Find and copy each line of the records where the string "screenshot" shows up.

[Source records]
* * *
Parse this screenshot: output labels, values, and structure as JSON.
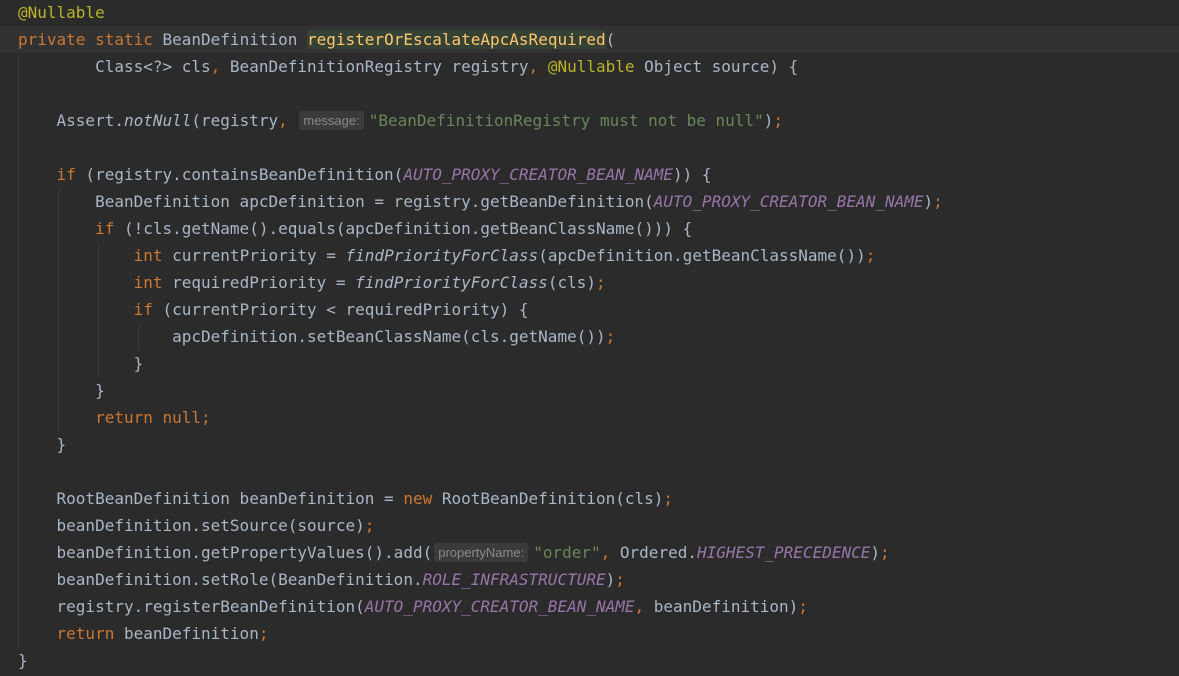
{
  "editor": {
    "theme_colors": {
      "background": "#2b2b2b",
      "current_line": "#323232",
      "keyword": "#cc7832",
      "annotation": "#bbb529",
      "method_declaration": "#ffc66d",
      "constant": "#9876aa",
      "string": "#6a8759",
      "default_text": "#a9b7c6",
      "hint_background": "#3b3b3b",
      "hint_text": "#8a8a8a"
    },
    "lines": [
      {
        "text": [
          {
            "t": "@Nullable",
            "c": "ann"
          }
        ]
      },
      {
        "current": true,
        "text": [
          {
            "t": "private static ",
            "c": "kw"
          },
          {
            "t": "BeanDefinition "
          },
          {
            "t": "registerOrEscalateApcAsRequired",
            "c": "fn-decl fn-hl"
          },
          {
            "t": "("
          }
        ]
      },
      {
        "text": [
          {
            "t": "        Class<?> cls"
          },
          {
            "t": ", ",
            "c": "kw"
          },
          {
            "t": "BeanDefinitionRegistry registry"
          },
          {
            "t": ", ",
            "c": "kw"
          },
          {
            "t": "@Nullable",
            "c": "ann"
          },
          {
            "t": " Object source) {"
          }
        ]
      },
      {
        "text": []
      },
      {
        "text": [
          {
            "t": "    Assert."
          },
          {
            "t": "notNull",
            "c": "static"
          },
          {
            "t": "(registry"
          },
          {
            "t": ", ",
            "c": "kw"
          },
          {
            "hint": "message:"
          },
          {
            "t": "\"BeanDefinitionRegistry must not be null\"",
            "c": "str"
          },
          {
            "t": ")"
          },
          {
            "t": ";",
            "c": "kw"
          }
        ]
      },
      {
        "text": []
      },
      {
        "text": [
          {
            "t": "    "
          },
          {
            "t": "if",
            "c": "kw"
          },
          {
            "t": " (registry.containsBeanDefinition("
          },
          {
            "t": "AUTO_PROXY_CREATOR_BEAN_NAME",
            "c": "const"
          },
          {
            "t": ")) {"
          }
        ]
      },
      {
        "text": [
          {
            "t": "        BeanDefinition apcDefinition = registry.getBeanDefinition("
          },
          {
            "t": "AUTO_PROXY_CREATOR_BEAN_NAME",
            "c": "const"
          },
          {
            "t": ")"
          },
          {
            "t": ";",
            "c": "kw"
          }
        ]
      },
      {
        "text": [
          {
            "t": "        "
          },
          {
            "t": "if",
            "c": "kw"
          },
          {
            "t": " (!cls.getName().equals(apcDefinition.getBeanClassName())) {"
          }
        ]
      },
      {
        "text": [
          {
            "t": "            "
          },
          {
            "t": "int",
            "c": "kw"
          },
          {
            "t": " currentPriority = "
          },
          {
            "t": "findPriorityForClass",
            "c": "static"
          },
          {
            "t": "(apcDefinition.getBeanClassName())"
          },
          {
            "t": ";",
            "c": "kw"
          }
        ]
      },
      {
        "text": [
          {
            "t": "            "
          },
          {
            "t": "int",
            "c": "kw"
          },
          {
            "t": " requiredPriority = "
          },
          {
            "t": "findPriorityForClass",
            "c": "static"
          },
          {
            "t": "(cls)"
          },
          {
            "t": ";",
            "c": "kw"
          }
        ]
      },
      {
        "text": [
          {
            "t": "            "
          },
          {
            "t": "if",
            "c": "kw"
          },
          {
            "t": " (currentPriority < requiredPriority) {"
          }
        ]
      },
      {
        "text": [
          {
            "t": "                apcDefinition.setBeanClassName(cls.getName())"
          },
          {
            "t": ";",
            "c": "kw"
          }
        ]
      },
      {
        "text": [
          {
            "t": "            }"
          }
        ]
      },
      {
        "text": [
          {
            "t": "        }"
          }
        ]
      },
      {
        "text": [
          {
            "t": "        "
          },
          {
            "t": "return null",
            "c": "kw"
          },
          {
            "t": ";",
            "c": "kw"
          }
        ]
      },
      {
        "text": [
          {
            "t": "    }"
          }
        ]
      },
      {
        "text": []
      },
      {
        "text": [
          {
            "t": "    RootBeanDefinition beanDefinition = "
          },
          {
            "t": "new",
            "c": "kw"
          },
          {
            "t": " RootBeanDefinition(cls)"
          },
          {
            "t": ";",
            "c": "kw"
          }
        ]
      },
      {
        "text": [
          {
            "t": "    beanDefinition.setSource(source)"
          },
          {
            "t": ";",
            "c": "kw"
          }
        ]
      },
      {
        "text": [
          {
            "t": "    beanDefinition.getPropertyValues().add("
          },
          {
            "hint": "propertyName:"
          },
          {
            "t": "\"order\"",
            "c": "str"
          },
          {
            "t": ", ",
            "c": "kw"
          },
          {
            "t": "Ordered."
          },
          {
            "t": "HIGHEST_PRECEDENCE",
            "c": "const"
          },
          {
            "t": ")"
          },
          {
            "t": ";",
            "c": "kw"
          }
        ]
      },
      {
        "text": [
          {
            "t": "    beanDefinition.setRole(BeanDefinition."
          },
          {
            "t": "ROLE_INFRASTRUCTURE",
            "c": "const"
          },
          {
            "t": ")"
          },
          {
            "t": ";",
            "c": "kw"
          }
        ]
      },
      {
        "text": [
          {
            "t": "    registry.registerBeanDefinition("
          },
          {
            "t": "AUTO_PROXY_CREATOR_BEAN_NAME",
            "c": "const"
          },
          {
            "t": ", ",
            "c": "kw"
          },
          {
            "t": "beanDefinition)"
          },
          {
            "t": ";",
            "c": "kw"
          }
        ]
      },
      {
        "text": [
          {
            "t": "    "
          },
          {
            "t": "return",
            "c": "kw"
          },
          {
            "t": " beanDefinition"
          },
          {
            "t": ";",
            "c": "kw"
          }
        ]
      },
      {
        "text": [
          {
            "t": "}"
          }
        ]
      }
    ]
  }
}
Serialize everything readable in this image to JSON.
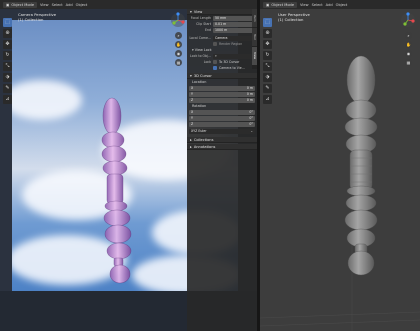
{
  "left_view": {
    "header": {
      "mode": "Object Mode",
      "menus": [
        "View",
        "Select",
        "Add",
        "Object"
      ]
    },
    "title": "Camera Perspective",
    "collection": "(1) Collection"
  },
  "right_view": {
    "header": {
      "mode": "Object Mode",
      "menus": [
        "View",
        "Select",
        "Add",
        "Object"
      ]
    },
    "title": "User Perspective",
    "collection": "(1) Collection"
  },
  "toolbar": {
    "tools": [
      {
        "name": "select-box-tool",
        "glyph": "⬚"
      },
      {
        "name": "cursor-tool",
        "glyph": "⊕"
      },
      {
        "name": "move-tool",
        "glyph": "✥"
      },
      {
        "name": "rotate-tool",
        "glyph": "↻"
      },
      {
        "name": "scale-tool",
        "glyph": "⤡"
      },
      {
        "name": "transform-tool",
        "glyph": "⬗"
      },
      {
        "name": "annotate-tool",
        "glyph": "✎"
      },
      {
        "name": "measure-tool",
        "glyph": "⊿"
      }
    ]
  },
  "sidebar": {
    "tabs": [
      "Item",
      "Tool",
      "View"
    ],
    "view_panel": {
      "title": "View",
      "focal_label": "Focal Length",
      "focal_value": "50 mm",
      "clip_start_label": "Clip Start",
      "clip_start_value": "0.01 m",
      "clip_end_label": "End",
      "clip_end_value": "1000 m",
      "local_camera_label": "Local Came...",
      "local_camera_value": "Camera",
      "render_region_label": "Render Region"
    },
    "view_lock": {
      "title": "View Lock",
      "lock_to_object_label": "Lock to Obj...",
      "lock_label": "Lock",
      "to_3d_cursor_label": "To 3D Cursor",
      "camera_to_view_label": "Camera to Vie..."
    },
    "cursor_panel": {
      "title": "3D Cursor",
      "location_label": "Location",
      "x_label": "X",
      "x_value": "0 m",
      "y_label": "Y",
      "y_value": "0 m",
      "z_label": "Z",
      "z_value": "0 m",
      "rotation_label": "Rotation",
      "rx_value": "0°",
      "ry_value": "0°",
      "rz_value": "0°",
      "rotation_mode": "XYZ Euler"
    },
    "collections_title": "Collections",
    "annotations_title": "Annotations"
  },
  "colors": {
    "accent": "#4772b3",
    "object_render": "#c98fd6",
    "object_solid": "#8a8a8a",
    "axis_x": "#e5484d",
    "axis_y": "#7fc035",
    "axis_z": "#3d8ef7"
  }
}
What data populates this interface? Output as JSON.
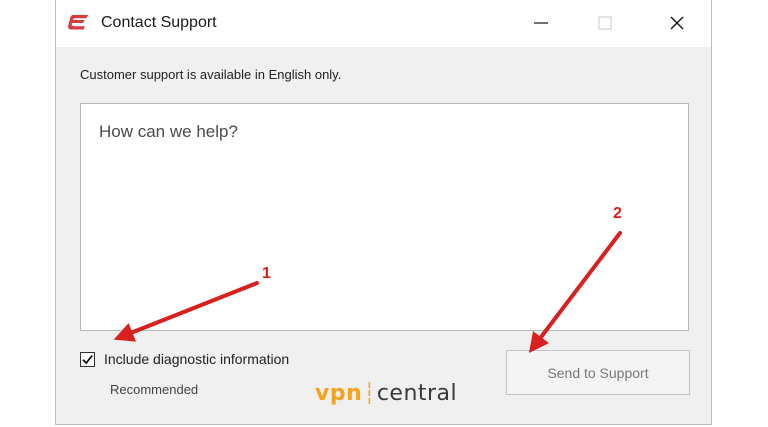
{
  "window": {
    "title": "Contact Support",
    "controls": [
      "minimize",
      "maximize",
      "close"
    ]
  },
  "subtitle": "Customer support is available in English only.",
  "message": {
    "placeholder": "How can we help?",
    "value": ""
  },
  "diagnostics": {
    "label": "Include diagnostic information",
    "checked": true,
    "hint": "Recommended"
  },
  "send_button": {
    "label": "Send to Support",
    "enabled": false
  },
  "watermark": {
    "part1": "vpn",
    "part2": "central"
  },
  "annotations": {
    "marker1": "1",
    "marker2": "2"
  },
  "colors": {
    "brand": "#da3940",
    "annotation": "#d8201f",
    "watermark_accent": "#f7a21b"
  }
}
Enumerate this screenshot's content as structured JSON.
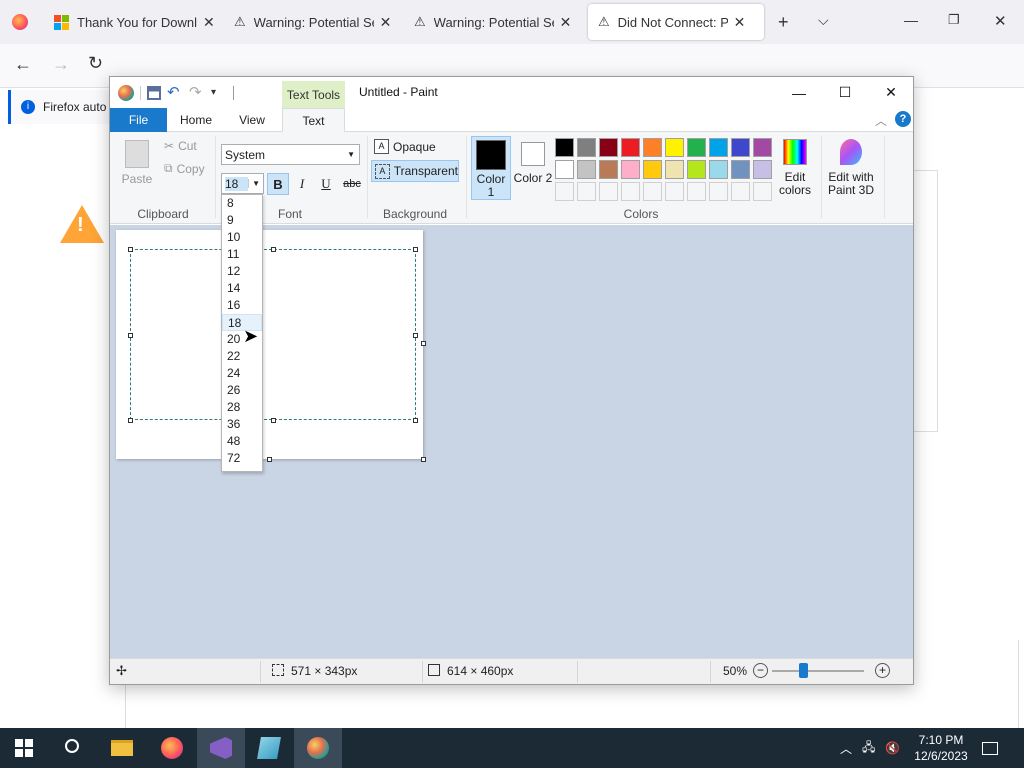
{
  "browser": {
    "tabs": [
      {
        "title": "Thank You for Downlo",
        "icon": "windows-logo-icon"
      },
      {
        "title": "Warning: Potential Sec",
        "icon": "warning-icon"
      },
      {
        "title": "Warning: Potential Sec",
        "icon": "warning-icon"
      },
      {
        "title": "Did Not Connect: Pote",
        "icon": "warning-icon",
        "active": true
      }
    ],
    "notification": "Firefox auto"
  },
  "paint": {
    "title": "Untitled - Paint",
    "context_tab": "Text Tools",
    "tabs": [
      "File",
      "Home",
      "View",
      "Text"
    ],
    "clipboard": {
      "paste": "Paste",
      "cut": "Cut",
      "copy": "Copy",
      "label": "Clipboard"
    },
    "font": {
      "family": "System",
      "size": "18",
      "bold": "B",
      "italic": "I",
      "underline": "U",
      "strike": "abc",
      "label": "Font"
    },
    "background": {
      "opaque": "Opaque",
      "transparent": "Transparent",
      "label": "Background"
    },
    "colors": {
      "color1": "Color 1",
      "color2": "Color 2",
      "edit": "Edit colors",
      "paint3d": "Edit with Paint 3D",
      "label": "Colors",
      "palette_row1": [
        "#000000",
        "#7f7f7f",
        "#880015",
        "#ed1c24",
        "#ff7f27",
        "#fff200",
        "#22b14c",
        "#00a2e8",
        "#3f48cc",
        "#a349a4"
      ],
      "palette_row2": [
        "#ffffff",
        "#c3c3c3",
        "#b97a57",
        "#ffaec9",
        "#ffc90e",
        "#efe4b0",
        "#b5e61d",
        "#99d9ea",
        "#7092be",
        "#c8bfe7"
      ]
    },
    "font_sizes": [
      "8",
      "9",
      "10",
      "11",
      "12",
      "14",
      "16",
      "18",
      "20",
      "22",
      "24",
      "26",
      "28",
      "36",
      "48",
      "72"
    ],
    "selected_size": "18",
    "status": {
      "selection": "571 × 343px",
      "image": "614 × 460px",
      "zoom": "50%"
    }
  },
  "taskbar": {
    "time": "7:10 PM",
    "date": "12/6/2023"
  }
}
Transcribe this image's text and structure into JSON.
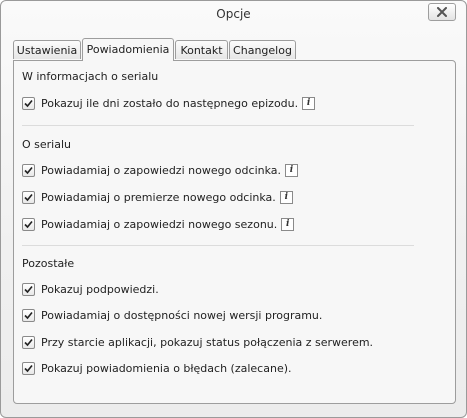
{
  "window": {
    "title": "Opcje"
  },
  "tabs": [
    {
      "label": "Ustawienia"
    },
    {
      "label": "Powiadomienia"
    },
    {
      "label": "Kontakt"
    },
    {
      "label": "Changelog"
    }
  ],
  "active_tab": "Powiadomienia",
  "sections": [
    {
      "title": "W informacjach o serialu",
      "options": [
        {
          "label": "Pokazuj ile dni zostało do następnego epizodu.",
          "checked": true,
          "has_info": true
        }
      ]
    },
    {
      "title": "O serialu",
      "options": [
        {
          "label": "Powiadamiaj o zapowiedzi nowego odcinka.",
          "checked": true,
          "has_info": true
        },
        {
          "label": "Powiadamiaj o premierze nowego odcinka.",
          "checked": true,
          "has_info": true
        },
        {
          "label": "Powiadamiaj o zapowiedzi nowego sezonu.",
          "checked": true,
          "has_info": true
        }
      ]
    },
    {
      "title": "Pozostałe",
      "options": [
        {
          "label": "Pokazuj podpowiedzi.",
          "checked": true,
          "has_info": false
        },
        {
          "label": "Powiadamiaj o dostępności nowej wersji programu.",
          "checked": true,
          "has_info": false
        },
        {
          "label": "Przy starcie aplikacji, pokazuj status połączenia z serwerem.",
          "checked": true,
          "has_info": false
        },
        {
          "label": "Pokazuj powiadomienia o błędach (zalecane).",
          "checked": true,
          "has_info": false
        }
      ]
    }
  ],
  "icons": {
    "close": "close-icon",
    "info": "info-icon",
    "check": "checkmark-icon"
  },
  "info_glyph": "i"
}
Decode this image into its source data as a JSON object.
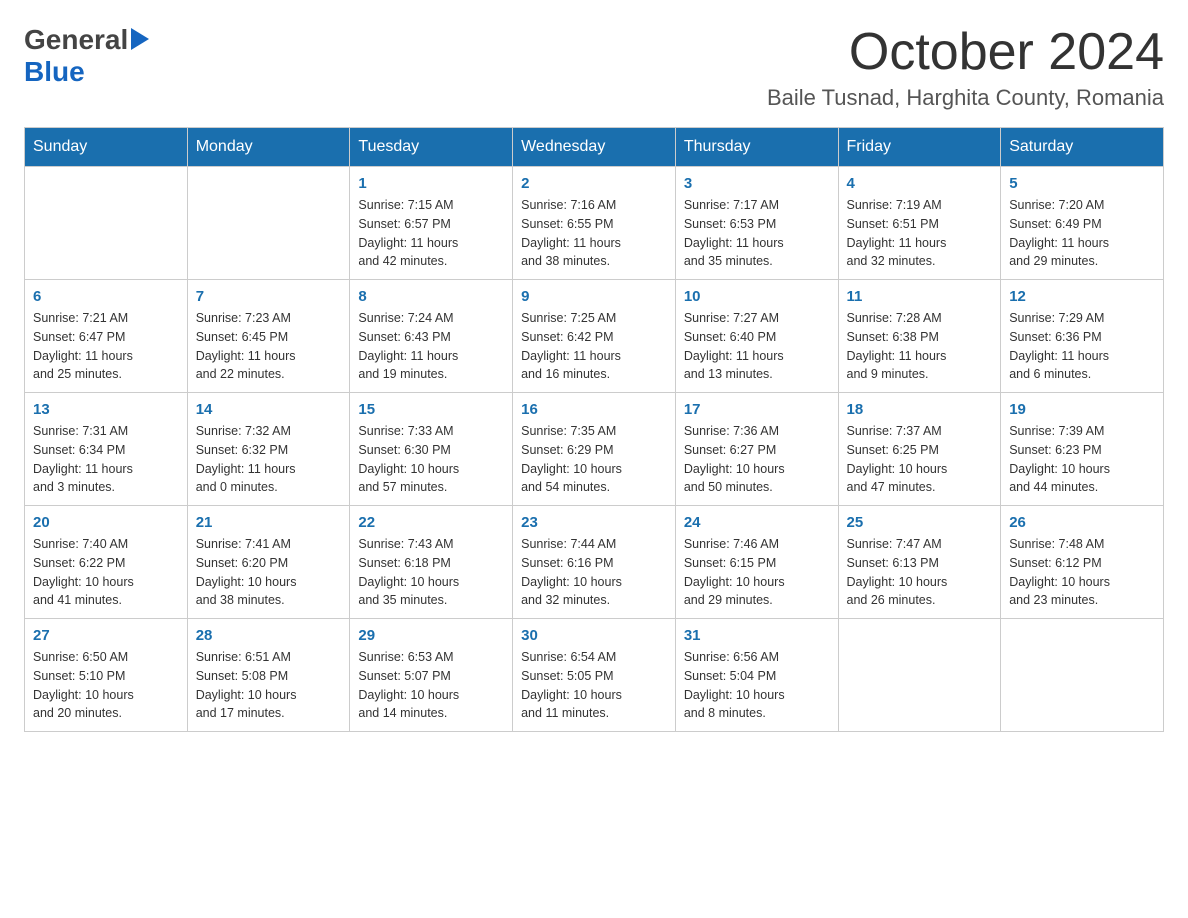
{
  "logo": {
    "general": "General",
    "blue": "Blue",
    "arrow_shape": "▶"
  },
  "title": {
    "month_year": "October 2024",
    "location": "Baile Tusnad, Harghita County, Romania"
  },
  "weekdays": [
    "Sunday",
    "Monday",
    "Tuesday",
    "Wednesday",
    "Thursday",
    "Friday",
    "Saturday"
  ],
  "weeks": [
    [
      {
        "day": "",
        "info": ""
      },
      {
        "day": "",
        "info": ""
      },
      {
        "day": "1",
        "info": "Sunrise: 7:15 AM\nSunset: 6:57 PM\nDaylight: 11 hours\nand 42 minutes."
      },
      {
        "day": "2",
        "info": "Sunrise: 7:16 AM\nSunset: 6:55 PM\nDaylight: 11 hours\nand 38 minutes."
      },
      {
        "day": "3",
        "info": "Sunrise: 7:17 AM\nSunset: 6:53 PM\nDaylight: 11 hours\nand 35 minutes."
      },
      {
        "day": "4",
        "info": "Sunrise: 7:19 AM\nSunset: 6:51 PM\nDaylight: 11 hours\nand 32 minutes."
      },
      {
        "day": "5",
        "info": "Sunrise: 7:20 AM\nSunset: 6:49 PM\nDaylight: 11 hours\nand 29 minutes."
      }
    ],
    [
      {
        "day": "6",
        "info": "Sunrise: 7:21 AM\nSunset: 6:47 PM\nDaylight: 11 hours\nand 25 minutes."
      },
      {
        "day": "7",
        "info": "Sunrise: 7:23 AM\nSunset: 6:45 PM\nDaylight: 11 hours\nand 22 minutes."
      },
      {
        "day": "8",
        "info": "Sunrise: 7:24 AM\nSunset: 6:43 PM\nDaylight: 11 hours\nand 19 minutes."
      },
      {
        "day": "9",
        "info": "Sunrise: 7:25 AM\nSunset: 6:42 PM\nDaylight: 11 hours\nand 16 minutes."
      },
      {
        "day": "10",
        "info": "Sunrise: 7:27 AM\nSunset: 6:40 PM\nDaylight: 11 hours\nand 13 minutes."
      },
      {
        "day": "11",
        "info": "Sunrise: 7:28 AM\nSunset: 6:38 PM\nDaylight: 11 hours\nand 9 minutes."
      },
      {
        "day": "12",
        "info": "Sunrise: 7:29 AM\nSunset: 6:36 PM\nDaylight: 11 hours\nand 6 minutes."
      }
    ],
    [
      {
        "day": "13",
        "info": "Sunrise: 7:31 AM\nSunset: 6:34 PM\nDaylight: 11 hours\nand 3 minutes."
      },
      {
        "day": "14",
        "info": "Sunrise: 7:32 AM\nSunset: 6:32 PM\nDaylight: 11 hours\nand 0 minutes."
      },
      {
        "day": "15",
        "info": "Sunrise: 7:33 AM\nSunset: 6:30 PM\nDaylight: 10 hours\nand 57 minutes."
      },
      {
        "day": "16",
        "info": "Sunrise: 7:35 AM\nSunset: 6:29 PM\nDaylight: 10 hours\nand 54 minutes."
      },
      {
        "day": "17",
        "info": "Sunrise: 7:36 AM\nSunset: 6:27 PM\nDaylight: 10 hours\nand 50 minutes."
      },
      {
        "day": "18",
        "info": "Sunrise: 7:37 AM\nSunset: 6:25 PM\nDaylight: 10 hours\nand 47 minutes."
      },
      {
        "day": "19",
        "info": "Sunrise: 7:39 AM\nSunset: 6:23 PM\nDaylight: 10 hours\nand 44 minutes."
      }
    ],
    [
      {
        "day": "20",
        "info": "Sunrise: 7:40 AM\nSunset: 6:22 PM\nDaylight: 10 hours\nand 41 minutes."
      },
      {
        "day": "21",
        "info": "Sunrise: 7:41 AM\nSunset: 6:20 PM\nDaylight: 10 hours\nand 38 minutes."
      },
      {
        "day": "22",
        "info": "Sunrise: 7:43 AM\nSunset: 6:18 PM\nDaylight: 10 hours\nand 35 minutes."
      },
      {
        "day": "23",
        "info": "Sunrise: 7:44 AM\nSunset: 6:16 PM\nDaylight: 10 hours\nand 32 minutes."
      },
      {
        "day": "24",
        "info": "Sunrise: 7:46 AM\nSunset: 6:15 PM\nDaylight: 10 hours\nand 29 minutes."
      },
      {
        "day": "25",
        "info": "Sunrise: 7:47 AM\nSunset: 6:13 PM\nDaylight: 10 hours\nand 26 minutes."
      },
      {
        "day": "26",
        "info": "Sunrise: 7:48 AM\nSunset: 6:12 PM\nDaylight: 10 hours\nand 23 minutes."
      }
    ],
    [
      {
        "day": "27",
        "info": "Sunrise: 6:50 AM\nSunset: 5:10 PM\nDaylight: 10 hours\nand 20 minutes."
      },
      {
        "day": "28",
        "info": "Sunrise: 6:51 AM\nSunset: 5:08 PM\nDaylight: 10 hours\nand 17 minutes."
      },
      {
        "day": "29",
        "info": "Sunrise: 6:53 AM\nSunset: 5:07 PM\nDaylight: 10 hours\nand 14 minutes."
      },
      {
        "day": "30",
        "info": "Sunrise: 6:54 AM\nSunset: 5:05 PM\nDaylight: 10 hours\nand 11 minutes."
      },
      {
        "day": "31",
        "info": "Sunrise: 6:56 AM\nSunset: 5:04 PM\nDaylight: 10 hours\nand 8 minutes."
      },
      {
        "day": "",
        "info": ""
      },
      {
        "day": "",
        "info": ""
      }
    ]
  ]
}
* * *
### Right answer
Parse this screenshot: output labels, values, and structure as JSON.
Enumerate this screenshot's content as structured JSON.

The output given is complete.